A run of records
——————
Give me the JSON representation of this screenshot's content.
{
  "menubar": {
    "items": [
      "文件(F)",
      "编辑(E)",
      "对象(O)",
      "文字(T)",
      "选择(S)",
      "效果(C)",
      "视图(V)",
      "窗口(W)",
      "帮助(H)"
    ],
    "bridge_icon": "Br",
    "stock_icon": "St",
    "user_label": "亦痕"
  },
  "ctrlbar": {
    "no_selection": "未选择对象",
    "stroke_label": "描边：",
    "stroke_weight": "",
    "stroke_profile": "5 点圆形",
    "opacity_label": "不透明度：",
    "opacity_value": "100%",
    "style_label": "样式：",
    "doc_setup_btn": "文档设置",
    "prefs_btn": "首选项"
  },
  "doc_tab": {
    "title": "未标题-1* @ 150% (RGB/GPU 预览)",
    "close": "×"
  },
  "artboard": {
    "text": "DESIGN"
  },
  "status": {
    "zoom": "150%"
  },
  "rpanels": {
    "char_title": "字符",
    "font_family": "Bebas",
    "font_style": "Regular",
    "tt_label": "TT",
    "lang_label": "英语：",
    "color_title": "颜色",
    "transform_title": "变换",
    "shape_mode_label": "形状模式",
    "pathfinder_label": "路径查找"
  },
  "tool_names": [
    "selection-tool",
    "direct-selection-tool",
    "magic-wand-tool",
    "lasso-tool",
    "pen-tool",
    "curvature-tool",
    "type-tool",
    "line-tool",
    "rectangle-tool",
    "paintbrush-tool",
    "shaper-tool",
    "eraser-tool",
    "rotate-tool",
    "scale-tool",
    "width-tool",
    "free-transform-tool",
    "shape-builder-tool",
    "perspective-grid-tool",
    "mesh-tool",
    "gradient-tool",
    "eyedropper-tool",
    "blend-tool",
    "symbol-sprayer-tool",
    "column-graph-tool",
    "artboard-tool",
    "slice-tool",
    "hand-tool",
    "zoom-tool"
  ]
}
——————
> _Aim of the task_
Print back all the lines verbatim.

> _Solution for this exercise_
Give me the JSON representation of this screenshot's content.
{
  "menubar": {
    "items": [
      "文件(F)",
      "编辑(E)",
      "对象(O)",
      "文字(T)",
      "选择(S)",
      "效果(C)",
      "视图(V)",
      "窗口(W)",
      "帮助(H)"
    ],
    "bridge_icon": "Br",
    "stock_icon": "St",
    "user_label": "亦痕"
  },
  "ctrlbar": {
    "no_selection": "未选择对象",
    "stroke_label": "描边：",
    "stroke_weight": "",
    "stroke_profile": "5 点圆形",
    "opacity_label": "不透明度：",
    "opacity_value": "100%",
    "style_label": "样式：",
    "doc_setup_btn": "文档设置",
    "prefs_btn": "首选项"
  },
  "doc_tab": {
    "title": "未标题-1* @ 150% (RGB/GPU 预览)",
    "close": "×"
  },
  "artboard": {
    "text": "DESIGN"
  },
  "status": {
    "zoom": "150%"
  },
  "rpanels": {
    "char_title": "字符",
    "font_family": "Bebas",
    "font_style": "Regular",
    "tt_label": "TT",
    "lang_label": "英语：",
    "color_title": "颜色",
    "transform_title": "变换",
    "shape_mode_label": "形状模式",
    "pathfinder_label": "路径查找"
  },
  "tool_names": [
    "selection-tool",
    "direct-selection-tool",
    "magic-wand-tool",
    "lasso-tool",
    "pen-tool",
    "curvature-tool",
    "type-tool",
    "line-tool",
    "rectangle-tool",
    "paintbrush-tool",
    "shaper-tool",
    "eraser-tool",
    "rotate-tool",
    "scale-tool",
    "width-tool",
    "free-transform-tool",
    "shape-builder-tool",
    "perspective-grid-tool",
    "mesh-tool",
    "gradient-tool",
    "eyedropper-tool",
    "blend-tool",
    "symbol-sprayer-tool",
    "column-graph-tool",
    "artboard-tool",
    "slice-tool",
    "hand-tool",
    "zoom-tool"
  ]
}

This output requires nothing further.